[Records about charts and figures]
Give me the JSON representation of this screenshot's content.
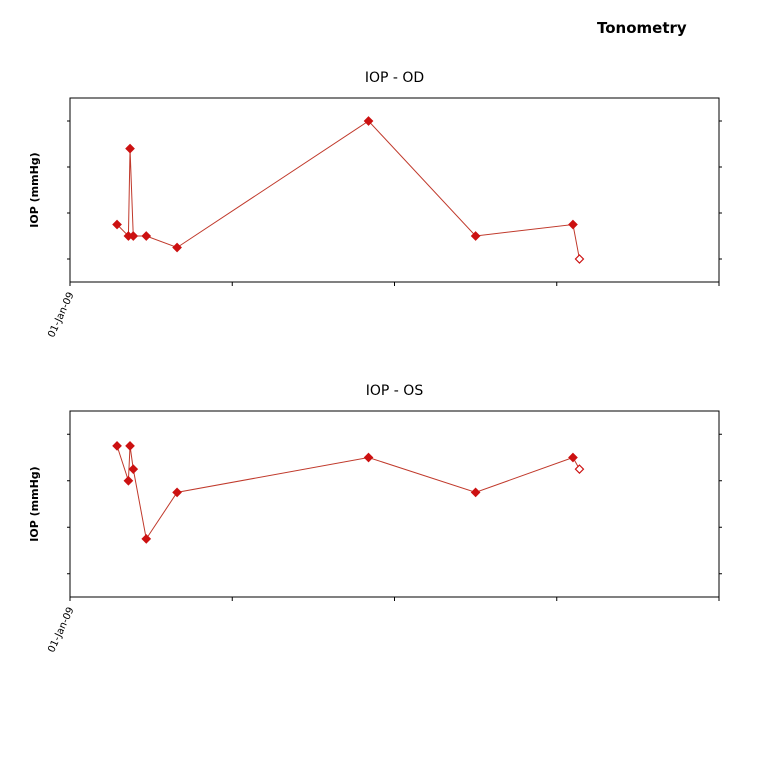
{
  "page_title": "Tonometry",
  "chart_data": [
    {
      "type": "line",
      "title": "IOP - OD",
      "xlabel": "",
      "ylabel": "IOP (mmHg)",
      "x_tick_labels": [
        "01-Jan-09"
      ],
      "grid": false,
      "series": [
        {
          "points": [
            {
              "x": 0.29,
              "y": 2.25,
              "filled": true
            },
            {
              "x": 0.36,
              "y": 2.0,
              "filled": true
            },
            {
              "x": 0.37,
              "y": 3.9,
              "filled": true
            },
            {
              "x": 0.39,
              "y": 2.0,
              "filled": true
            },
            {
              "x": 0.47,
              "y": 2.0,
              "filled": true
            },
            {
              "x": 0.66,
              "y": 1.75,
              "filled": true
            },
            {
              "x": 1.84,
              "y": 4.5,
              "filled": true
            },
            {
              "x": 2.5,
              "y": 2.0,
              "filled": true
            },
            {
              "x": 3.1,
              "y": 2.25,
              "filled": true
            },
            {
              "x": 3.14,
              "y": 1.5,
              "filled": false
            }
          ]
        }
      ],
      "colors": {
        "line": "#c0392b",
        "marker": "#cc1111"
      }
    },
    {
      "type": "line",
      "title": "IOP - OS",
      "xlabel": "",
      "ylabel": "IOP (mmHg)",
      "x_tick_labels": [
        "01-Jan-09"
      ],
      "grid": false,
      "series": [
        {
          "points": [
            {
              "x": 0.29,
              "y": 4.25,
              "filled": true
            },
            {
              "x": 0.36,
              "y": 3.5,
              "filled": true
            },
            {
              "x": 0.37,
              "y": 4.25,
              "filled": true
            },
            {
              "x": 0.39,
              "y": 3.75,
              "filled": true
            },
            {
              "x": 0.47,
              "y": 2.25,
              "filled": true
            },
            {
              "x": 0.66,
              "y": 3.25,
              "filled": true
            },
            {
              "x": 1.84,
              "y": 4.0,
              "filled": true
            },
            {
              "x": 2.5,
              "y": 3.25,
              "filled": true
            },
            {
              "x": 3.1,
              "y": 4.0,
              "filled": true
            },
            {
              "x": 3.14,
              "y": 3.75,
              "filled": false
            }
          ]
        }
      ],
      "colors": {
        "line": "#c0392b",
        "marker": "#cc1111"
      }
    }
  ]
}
* * *
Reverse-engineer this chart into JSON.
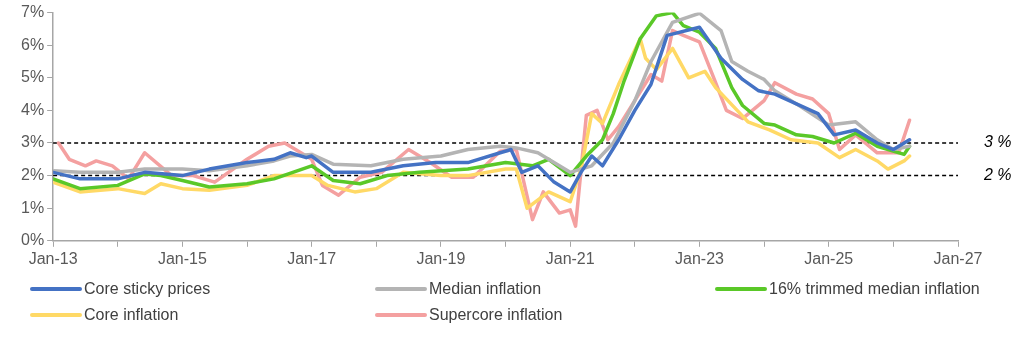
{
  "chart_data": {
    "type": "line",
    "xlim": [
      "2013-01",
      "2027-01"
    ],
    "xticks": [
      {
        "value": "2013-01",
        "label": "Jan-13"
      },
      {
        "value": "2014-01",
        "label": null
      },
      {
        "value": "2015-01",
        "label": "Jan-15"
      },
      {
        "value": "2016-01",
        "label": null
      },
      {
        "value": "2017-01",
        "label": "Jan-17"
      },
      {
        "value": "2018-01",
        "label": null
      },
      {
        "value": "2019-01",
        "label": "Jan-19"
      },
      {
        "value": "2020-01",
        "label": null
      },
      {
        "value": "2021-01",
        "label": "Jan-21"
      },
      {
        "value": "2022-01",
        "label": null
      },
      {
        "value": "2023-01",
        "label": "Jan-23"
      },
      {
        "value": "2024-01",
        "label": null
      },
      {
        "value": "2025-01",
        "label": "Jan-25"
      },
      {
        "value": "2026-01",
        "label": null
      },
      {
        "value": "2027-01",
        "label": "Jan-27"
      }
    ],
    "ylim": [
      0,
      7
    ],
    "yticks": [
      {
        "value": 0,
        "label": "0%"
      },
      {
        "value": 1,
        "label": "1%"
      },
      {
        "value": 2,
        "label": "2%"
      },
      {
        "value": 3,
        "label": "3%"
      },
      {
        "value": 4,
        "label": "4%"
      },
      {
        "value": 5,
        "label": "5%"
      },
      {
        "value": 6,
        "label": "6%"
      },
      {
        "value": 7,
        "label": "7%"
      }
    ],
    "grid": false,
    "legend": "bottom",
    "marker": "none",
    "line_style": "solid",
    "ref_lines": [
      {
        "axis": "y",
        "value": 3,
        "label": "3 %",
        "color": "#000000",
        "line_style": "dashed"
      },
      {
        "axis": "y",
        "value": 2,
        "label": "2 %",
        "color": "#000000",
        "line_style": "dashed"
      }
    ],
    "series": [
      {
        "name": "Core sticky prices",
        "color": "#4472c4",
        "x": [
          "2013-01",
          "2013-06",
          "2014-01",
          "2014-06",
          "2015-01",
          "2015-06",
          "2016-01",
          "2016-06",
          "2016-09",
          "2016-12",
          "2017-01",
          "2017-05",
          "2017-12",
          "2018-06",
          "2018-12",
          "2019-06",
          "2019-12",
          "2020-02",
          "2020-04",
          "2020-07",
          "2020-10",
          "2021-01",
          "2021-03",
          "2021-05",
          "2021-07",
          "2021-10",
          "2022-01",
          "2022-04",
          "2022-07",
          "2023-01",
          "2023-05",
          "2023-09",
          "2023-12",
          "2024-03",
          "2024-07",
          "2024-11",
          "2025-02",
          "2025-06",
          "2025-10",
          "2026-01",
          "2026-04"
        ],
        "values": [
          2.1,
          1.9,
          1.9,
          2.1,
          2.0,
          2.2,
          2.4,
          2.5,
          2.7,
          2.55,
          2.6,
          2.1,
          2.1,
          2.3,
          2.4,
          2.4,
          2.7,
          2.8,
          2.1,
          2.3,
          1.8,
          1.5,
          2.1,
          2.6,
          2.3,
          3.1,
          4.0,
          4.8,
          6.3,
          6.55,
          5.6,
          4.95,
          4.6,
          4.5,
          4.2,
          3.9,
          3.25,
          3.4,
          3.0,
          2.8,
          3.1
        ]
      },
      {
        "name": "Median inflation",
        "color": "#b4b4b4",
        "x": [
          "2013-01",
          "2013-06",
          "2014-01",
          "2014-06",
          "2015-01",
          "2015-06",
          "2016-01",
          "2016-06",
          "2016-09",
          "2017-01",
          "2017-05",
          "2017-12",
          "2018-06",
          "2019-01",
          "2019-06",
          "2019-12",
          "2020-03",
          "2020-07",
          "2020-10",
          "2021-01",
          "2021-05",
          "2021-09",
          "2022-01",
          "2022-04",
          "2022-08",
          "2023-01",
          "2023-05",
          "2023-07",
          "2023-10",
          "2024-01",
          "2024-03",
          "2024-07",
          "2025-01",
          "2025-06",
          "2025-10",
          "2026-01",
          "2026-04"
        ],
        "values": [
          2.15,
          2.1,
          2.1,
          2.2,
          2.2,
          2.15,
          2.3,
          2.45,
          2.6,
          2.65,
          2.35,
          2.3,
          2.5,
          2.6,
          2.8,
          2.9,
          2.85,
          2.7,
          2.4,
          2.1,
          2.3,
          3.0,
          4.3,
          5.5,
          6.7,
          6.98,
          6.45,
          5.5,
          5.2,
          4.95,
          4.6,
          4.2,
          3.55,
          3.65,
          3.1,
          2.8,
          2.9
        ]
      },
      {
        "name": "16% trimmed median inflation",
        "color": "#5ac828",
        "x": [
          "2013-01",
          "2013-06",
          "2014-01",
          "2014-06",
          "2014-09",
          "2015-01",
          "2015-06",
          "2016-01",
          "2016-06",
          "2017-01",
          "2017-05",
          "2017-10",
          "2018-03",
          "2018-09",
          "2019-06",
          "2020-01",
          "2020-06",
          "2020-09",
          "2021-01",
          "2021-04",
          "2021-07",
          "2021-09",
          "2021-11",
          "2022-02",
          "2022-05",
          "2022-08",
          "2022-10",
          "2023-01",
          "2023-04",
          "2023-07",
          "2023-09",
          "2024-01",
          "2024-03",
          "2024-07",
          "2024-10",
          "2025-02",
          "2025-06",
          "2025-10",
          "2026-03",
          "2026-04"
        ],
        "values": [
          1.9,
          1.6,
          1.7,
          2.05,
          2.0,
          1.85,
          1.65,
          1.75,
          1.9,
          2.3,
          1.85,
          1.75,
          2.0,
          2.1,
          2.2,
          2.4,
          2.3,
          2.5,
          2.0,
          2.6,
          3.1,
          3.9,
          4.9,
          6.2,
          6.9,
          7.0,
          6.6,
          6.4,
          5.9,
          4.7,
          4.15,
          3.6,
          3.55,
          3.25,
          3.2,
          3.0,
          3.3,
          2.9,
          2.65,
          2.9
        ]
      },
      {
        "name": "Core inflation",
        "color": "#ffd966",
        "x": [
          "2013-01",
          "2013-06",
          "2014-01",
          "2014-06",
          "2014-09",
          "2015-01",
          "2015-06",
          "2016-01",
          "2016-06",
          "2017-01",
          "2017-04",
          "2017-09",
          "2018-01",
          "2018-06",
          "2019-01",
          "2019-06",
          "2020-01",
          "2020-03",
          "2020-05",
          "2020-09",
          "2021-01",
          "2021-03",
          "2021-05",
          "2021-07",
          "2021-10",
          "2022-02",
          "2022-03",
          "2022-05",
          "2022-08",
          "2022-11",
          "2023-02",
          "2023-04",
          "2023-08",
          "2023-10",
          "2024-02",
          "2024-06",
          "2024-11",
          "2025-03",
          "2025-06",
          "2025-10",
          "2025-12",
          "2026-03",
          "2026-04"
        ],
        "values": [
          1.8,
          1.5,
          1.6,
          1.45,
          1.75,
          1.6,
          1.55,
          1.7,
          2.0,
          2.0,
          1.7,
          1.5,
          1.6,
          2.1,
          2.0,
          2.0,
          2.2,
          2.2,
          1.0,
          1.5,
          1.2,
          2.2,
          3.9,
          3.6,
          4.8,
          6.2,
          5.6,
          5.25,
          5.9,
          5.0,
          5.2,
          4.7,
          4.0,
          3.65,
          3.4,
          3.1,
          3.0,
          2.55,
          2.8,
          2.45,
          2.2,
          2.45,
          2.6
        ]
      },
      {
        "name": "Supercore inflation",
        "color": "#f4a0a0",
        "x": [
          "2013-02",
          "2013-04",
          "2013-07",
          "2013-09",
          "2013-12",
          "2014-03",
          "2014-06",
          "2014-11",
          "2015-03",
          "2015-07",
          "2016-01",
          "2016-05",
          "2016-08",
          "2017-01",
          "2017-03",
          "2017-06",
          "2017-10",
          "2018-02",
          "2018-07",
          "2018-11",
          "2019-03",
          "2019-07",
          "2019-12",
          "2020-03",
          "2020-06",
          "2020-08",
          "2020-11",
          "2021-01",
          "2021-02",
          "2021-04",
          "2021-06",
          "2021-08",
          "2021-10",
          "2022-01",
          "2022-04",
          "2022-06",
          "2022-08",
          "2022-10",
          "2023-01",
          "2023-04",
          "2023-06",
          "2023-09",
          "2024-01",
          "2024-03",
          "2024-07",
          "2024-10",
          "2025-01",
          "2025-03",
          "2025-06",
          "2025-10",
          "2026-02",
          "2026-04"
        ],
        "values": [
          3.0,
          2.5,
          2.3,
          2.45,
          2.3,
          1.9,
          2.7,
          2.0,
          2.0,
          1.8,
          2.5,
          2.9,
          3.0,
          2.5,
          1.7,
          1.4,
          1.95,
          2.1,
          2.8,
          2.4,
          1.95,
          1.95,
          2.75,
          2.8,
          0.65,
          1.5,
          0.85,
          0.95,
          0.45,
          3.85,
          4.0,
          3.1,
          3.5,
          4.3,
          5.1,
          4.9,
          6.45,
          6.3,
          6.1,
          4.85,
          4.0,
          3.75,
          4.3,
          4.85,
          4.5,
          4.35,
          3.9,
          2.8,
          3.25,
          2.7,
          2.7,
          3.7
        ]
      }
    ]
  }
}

STATED GOAL>
Of the lines in the data, how many contain the word "JSON"? Provide the number and nothing further.

ANSWER BELOW>
2